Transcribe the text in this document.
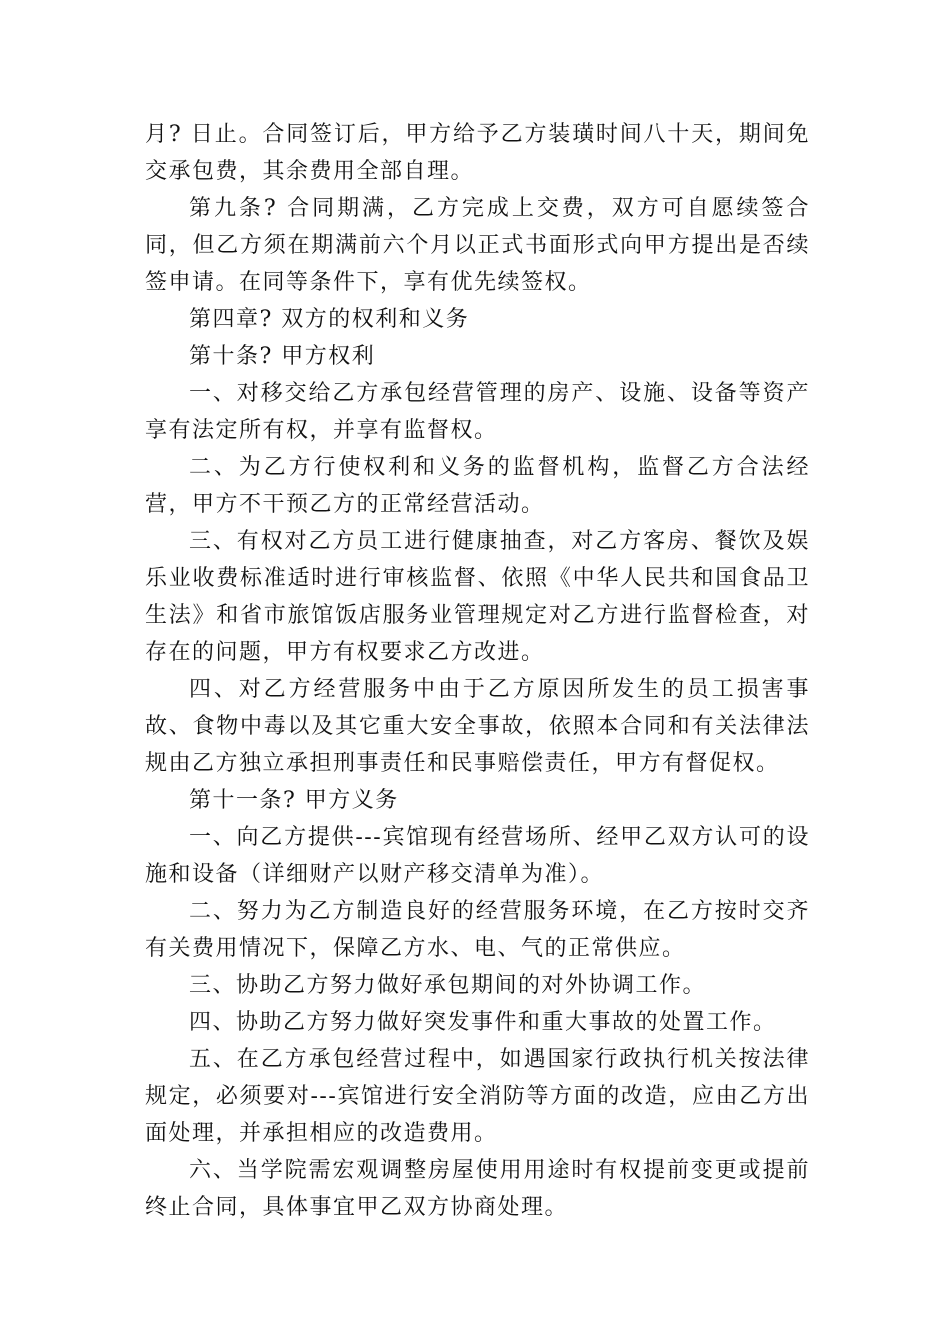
月? 日止。合同签订后，甲方给予乙方装璜时间八十天，期间免交承包费，其余费用全部自理。

第九条? 合同期满，乙方完成上交费，双方可自愿续签合同，但乙方须在期满前六个月以正式书面形式向甲方提出是否续签申请。在同等条件下，享有优先续签权。

第四章? 双方的权利和义务

第十条? 甲方权利

一、对移交给乙方承包经营管理的房产、设施、设备等资产享有法定所有权，并享有监督权。

二、为乙方行使权利和义务的监督机构，监督乙方合法经营，甲方不干预乙方的正常经营活动。

三、有权对乙方员工进行健康抽查，对乙方客房、餐饮及娱乐业收费标准适时进行审核监督、依照《中华人民共和国食品卫生法》和省市旅馆饭店服务业管理规定对乙方进行监督检查，对存在的问题，甲方有权要求乙方改进。

四、对乙方经营服务中由于乙方原因所发生的员工损害事故、食物中毒以及其它重大安全事故，依照本合同和有关法律法规由乙方独立承担刑事责任和民事赔偿责任，甲方有督促权。

第十一条? 甲方义务

一、向乙方提供---宾馆现有经营场所、经甲乙双方认可的设施和设备（详细财产以财产移交清单为准）。

二、努力为乙方制造良好的经营服务环境，在乙方按时交齐有关费用情况下，保障乙方水、电、气的正常供应。

三、协助乙方努力做好承包期间的对外协调工作。

四、协助乙方努力做好突发事件和重大事故的处置工作。

五、在乙方承包经营过程中，如遇国家行政执行机关按法律规定，必须要对---宾馆进行安全消防等方面的改造，应由乙方出面处理，并承担相应的改造费用。

六、当学院需宏观调整房屋使用用途时有权提前变更或提前终止合同，具体事宜甲乙双方协商处理。
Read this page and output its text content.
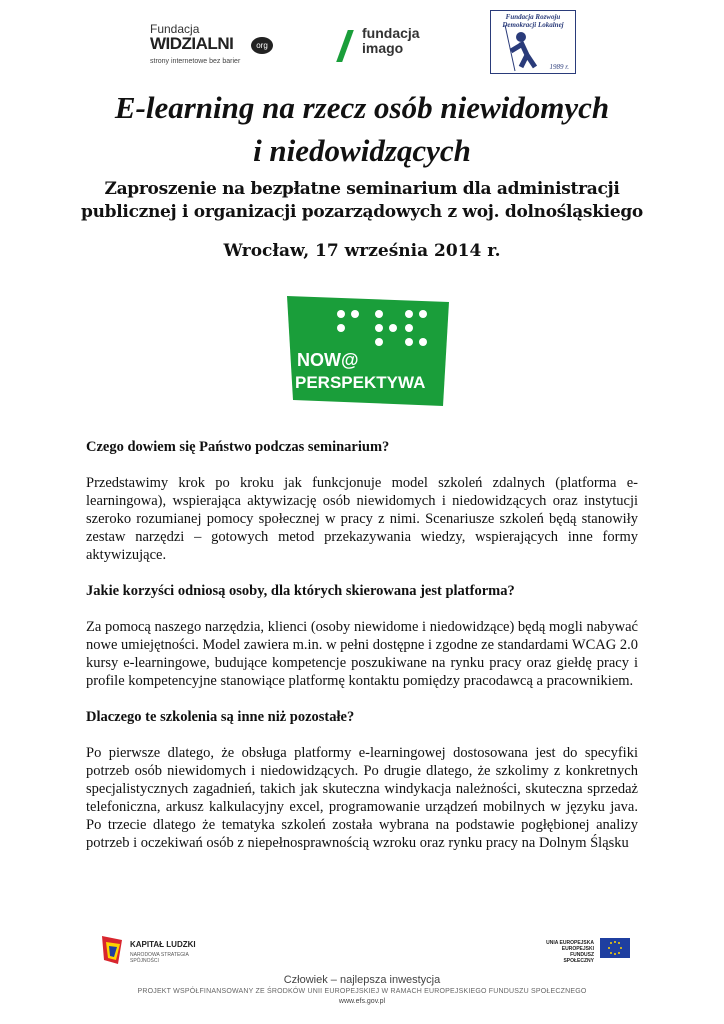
Fundacja
WIDZIALNI	org
strony internetowe bez barier
fundacja
imago
Fundacja Rozwoju Demokracji Lokalnej
1989 r.
E-learning na rzecz osób niewidomych
i niedowidzących
Zaproszenie na bezpłatne seminarium dla administracji
publicznej i organizacji pozarządowych z woj. dolnośląskiego
Wrocław, 17 września 2014 r.
NOW@
PERSPEKTYWA
Czego dowiem się Państwo podczas seminarium?

Przedstawimy krok po kroku jak funkcjonuje model szkoleń zdalnych (platforma e-learningowa), wspierająca aktywizację osób niewidomych i niedowidzących oraz instytucji szeroko rozumianej pomocy społecznej w pracy z nimi. Scenariusze szkoleń będą stanowiły zestaw narzędzi – gotowych metod przekazywania wiedzy, wspierających inne formy aktywizujące.

Jakie korzyści odniosą osoby, dla których skierowana jest platforma?

Za pomocą naszego narzędzia, klienci (osoby niewidome i niedowidzące) będą mogli nabywać nowe umiejętności. Model zawiera m.in. w pełni dostępne i zgodne ze standardami WCAG 2.0 kursy e-learningowe, budujące kompetencje poszukiwane na rynku pracy oraz giełdę pracy i profile kompetencyjne stanowiące platformę kontaktu pomiędzy pracodawcą a pracownikiem.

Dlaczego te szkolenia są inne niż pozostałe?

Po pierwsze dlatego, że obsługa platformy e-learningowej dostosowana jest do specyfiki potrzeb osób niewidomych i niedowidzących. Po drugie dlatego, że szkolimy z konkretnych specjalistycznych zagadnień, takich jak skuteczna windykacja należności, skuteczna sprzedaż telefoniczna, arkusz kalkulacyjny excel, programowanie urządzeń mobilnych w języku java. Po trzecie dlatego że tematyka szkoleń została wybrana na podstawie pogłębionej analizy potrzeb i oczekiwań osób z niepełnosprawnością wzroku oraz rynku pracy na Dolnym Śląsku

KAPITAŁ LUDZKI
NARODOWA STRATEGIA SPÓJNOŚCI
UNIA EUROPEJSKA
EUROPEJSKI
FUNDUSZ SPOŁECZNY
Człowiek – najlepsza inwestycja
PROJEKT WSPÓŁFINANSOWANY ZE ŚRODKÓW UNII EUROPEJSKIEJ W RAMACH EUROPEJSKIEGO FUNDUSZU SPOŁECZNEGO
www.efs.gov.pl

============

Quote the records in their entirety, keeping the wording exact and excluding pictures.

Transcribe the text in this document.
月? 日止。合同签订后，甲方给予乙方装璜时间八十天，期间免交承包费，其余费用全部自理。

第九条? 合同期满，乙方完成上交费，双方可自愿续签合同，但乙方须在期满前六个月以正式书面形式向甲方提出是否续签申请。在同等条件下，享有优先续签权。

第四章? 双方的权利和义务

第十条? 甲方权利

一、对移交给乙方承包经营管理的房产、设施、设备等资产享有法定所有权，并享有监督权。

二、为乙方行使权利和义务的监督机构，监督乙方合法经营，甲方不干预乙方的正常经营活动。

三、有权对乙方员工进行健康抽查，对乙方客房、餐饮及娱乐业收费标准适时进行审核监督、依照《中华人民共和国食品卫生法》和省市旅馆饭店服务业管理规定对乙方进行监督检查，对存在的问题，甲方有权要求乙方改进。

四、对乙方经营服务中由于乙方原因所发生的员工损害事故、食物中毒以及其它重大安全事故，依照本合同和有关法律法规由乙方独立承担刑事责任和民事赔偿责任，甲方有督促权。

第十一条? 甲方义务

一、向乙方提供---宾馆现有经营场所、经甲乙双方认可的设施和设备（详细财产以财产移交清单为准）。

二、努力为乙方制造良好的经营服务环境，在乙方按时交齐有关费用情况下，保障乙方水、电、气的正常供应。

三、协助乙方努力做好承包期间的对外协调工作。

四、协助乙方努力做好突发事件和重大事故的处置工作。

五、在乙方承包经营过程中，如遇国家行政执行机关按法律规定，必须要对---宾馆进行安全消防等方面的改造，应由乙方出面处理，并承担相应的改造费用。

六、当学院需宏观调整房屋使用用途时有权提前变更或提前终止合同，具体事宜甲乙双方协商处理。
Read this page and output its text content.
Fundacja
WIDZIALNI	org
strony internetowe bez barier
fundacja
imago
Fundacja Rozwoju Demokracji Lokalnej
1989 r.
E-learning na rzecz osób niewidomych
i niedowidzących
Zaproszenie na bezpłatne seminarium dla administracji
publicznej i organizacji pozarządowych z woj. dolnośląskiego
Wrocław, 17 września 2014 r.
NOW@
PERSPEKTYWA
Czego dowiem się Państwo podczas seminarium?

Przedstawimy krok po kroku jak funkcjonuje model szkoleń zdalnych (platforma e-learningowa), wspierająca aktywizację osób niewidomych i niedowidzących oraz instytucji szeroko rozumianej pomocy społecznej w pracy z nimi. Scenariusze szkoleń będą stanowiły zestaw narzędzi – gotowych metod przekazywania wiedzy, wspierających inne formy aktywizujące.

Jakie korzyści odniosą osoby, dla których skierowana jest platforma?

Za pomocą naszego narzędzia, klienci (osoby niewidome i niedowidzące) będą mogli nabywać nowe umiejętności. Model zawiera m.in. w pełni dostępne i zgodne ze standardami WCAG 2.0 kursy e-learningowe, budujące kompetencje poszukiwane na rynku pracy oraz giełdę pracy i profile kompetencyjne stanowiące platformę kontaktu pomiędzy pracodawcą a pracownikiem.

Dlaczego te szkolenia są inne niż pozostałe?

Po pierwsze dlatego, że obsługa platformy e-learningowej dostosowana jest do specyfiki potrzeb osób niewidomych i niedowidzących. Po drugie dlatego, że szkolimy z konkretnych specjalistycznych zagadnień, takich jak skuteczna windykacja należności, skuteczna sprzedaż telefoniczna, arkusz kalkulacyjny excel, programowanie urządzeń mobilnych w języku java. Po trzecie dlatego że tematyka szkoleń została wybrana na podstawie pogłębionej analizy potrzeb i oczekiwań osób z niepełnosprawnością wzroku oraz rynku pracy na Dolnym Śląsku

KAPITAŁ LUDZKI
NARODOWA STRATEGIA SPÓJNOŚCI
UNIA EUROPEJSKA
EUROPEJSKI
FUNDUSZ SPOŁECZNY
Człowiek – najlepsza inwestycja
PROJEKT WSPÓŁFINANSOWANY ZE ŚRODKÓW UNII EUROPEJSKIEJ W RAMACH EUROPEJSKIEGO FUNDUSZU SPOŁECZNEGO
www.efs.gov.pl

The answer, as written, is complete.